#### [What to do]
Turn the lines of the listing starting at its first line and ending at the line containing "footnote-number: (٥) — [827, 923, 850, 943]" into a numbered list, leaving out any blank lines.

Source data
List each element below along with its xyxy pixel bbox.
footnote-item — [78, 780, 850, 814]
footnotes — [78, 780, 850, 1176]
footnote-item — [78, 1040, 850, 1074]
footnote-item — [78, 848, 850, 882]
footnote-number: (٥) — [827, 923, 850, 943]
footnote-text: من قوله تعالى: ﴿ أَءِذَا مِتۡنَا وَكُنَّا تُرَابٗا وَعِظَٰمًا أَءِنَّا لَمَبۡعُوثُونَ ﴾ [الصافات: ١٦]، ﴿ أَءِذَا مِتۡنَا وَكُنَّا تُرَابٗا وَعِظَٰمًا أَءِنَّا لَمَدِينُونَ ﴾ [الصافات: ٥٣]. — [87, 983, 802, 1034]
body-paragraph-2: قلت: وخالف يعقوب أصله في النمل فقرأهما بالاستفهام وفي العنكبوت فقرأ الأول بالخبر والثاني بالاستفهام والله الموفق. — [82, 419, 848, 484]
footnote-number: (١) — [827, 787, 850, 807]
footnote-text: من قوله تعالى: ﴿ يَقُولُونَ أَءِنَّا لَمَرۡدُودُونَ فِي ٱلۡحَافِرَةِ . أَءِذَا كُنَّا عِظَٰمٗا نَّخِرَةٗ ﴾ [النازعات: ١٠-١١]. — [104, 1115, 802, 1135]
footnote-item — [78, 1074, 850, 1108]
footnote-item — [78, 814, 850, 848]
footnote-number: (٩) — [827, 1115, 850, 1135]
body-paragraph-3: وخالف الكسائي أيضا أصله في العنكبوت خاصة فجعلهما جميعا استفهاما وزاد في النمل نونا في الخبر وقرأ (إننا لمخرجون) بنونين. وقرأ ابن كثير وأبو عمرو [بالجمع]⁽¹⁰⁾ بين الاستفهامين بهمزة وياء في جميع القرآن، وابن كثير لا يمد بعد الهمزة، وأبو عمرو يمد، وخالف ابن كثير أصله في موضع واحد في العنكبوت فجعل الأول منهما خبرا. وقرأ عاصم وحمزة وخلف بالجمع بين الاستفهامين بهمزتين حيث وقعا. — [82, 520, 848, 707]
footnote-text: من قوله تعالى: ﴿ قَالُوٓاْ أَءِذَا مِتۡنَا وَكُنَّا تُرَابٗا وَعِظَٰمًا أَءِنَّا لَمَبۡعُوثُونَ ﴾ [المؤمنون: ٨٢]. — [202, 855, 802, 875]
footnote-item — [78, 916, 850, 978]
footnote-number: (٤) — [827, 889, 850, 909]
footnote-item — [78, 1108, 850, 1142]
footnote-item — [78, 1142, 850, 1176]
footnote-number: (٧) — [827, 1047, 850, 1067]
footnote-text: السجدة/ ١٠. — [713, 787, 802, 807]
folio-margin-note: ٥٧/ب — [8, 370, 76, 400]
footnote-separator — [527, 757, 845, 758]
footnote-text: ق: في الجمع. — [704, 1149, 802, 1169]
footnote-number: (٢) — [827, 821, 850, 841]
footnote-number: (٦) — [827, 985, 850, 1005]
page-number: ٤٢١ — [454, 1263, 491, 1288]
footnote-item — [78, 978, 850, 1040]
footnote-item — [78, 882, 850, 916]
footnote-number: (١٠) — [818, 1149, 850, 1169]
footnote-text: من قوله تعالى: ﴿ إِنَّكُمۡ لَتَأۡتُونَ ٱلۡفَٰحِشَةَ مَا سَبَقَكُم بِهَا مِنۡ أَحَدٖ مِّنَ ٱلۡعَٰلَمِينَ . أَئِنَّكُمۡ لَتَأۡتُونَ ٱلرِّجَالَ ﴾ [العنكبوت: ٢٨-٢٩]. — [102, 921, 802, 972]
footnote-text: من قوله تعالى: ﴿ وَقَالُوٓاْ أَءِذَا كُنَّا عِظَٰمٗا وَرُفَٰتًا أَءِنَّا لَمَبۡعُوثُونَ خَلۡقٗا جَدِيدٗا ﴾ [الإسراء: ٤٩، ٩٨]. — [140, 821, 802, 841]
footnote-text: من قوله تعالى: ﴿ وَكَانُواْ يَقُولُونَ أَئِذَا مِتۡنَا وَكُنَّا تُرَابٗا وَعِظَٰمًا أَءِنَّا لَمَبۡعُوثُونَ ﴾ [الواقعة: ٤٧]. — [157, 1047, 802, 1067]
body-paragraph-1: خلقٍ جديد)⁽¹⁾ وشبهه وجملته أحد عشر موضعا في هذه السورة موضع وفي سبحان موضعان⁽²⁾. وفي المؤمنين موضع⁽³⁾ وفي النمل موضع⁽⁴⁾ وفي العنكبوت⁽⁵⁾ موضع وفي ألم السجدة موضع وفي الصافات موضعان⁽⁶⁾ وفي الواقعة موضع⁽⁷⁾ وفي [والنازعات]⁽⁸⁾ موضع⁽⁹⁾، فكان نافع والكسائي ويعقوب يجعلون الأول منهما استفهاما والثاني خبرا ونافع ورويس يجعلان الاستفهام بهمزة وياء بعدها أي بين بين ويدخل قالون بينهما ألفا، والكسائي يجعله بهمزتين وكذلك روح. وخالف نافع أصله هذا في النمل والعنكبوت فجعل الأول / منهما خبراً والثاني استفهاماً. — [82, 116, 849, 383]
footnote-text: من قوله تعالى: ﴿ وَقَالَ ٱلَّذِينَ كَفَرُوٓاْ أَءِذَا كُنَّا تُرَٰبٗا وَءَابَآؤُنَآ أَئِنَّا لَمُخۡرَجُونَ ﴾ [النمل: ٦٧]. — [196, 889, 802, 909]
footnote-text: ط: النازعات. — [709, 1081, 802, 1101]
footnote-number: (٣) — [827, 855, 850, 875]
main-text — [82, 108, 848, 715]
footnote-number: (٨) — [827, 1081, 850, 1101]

#### [Exercise result]
1. List each element below along with its xyxy pixel bbox.
2. footnote-item — [78, 780, 850, 814]
3. footnotes — [78, 780, 850, 1176]
4. footnote-item — [78, 1040, 850, 1074]
5. footnote-item — [78, 848, 850, 882]
6. footnote-number: (٥) — [827, 923, 850, 943]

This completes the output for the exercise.